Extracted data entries
┌────────

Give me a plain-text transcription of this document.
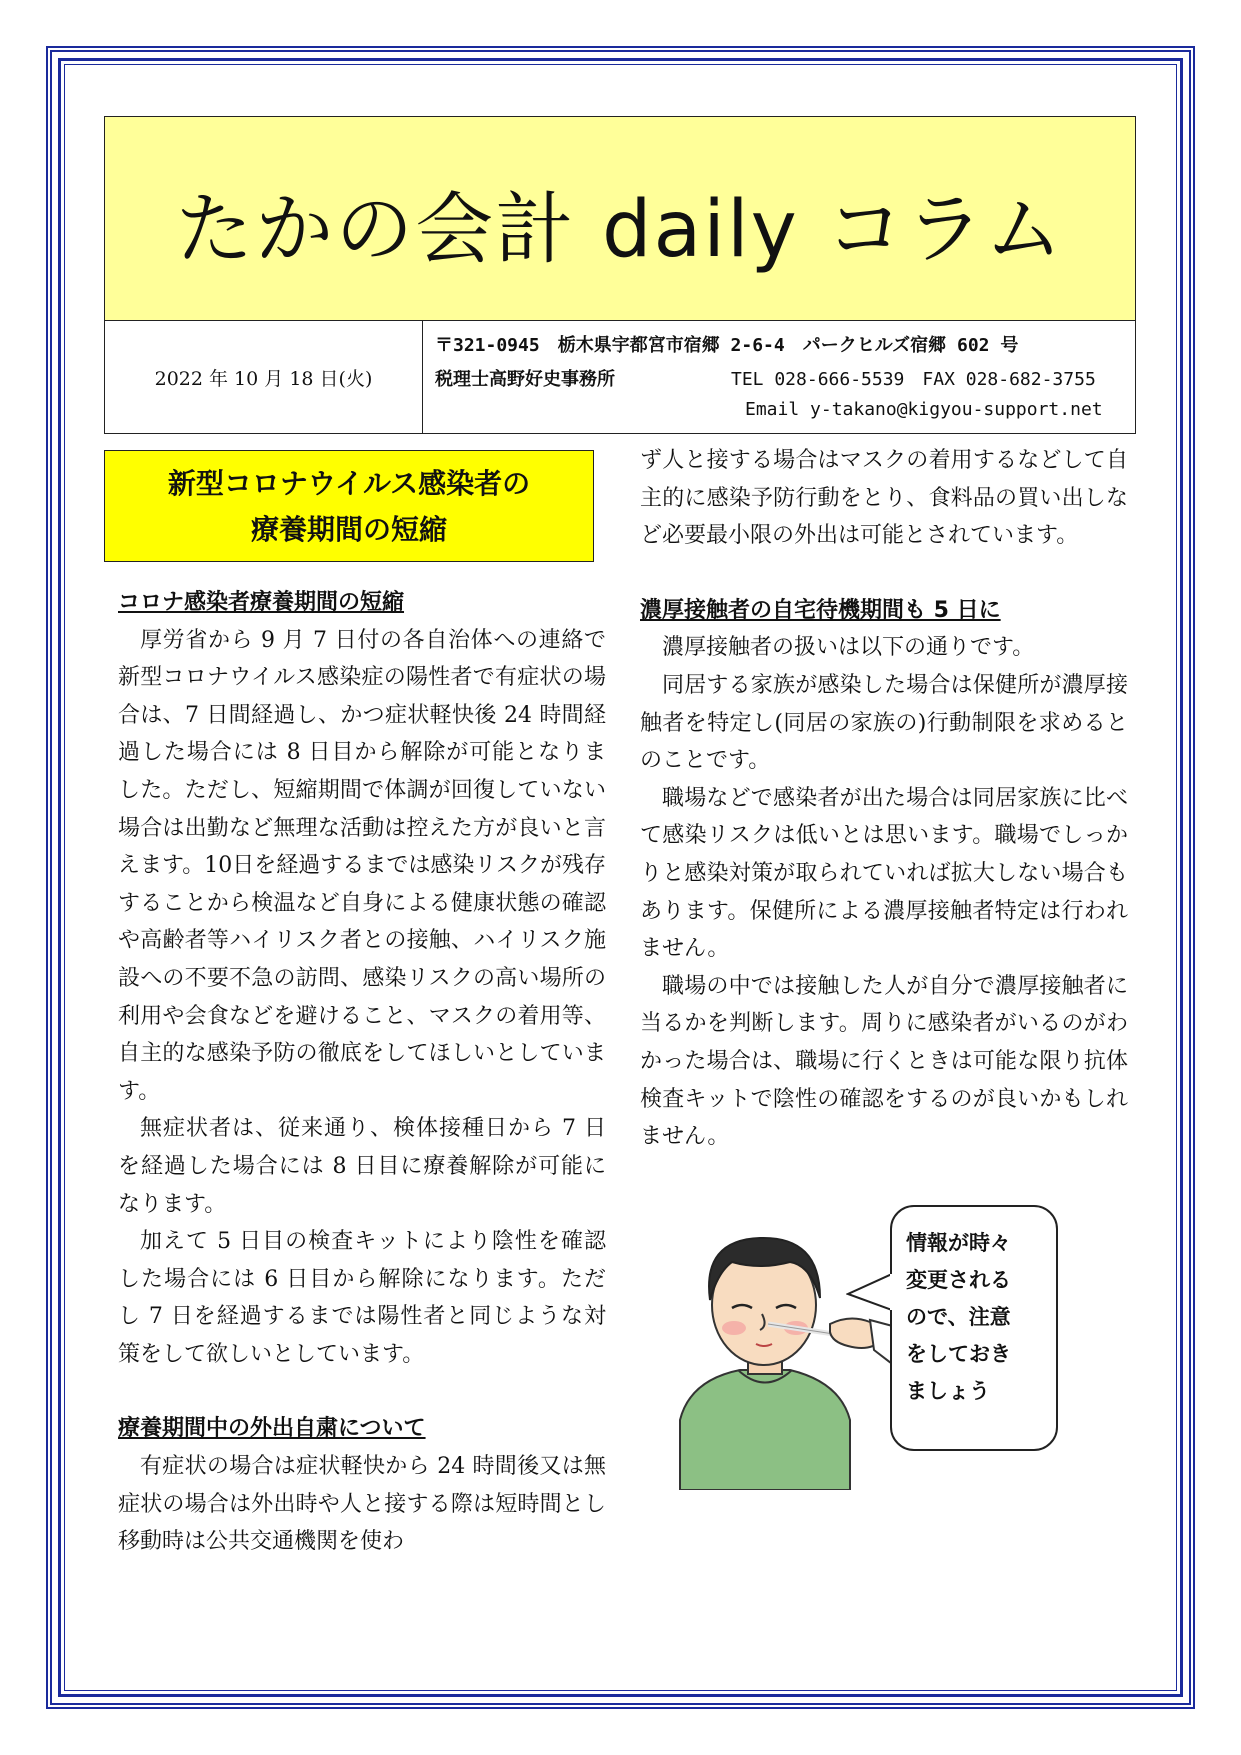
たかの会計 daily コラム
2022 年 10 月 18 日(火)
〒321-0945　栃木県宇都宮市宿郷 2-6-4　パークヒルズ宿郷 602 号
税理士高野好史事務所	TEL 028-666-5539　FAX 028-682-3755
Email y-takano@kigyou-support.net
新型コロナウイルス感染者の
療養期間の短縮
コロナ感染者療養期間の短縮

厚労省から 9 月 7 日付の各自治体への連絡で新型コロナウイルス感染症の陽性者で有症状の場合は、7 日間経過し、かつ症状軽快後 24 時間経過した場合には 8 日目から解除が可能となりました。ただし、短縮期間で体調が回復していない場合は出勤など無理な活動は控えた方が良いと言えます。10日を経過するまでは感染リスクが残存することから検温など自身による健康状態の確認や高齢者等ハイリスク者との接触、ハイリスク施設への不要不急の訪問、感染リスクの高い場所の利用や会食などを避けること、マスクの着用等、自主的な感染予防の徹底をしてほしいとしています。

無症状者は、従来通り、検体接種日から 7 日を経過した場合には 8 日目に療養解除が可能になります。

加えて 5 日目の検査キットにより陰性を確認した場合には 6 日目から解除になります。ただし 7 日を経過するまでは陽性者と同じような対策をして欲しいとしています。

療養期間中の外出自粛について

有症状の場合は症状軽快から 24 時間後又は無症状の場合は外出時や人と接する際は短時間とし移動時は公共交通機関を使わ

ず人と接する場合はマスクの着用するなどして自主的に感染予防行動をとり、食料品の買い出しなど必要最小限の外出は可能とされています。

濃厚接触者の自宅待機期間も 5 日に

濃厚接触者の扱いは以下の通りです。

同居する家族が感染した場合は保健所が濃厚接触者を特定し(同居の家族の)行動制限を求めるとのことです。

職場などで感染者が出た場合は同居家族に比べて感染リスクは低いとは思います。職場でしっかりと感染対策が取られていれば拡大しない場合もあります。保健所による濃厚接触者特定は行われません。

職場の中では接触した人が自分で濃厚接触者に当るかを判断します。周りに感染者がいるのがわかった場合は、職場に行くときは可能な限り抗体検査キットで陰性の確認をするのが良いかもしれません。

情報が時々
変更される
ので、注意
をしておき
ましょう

└────────

Given task: Retype everything in the material word for word, minus pictures.

Problem solution:
Give me a plain-text transcription of this document.
たかの会計 daily コラム
2022 年 10 月 18 日(火)
〒321-0945　栃木県宇都宮市宿郷 2-6-4　パークヒルズ宿郷 602 号
税理士高野好史事務所	TEL 028-666-5539　FAX 028-682-3755
Email y-takano@kigyou-support.net
新型コロナウイルス感染者の
療養期間の短縮
コロナ感染者療養期間の短縮

厚労省から 9 月 7 日付の各自治体への連絡で新型コロナウイルス感染症の陽性者で有症状の場合は、7 日間経過し、かつ症状軽快後 24 時間経過した場合には 8 日目から解除が可能となりました。ただし、短縮期間で体調が回復していない場合は出勤など無理な活動は控えた方が良いと言えます。10日を経過するまでは感染リスクが残存することから検温など自身による健康状態の確認や高齢者等ハイリスク者との接触、ハイリスク施設への不要不急の訪問、感染リスクの高い場所の利用や会食などを避けること、マスクの着用等、自主的な感染予防の徹底をしてほしいとしています。

無症状者は、従来通り、検体接種日から 7 日を経過した場合には 8 日目に療養解除が可能になります。

加えて 5 日目の検査キットにより陰性を確認した場合には 6 日目から解除になります。ただし 7 日を経過するまでは陽性者と同じような対策をして欲しいとしています。

療養期間中の外出自粛について

有症状の場合は症状軽快から 24 時間後又は無症状の場合は外出時や人と接する際は短時間とし移動時は公共交通機関を使わ

ず人と接する場合はマスクの着用するなどして自主的に感染予防行動をとり、食料品の買い出しなど必要最小限の外出は可能とされています。

濃厚接触者の自宅待機期間も 5 日に

濃厚接触者の扱いは以下の通りです。

同居する家族が感染した場合は保健所が濃厚接触者を特定し(同居の家族の)行動制限を求めるとのことです。

職場などで感染者が出た場合は同居家族に比べて感染リスクは低いとは思います。職場でしっかりと感染対策が取られていれば拡大しない場合もあります。保健所による濃厚接触者特定は行われません。

職場の中では接触した人が自分で濃厚接触者に当るかを判断します。周りに感染者がいるのがわかった場合は、職場に行くときは可能な限り抗体検査キットで陰性の確認をするのが良いかもしれません。

情報が時々
変更される
ので、注意
をしておき
ましょう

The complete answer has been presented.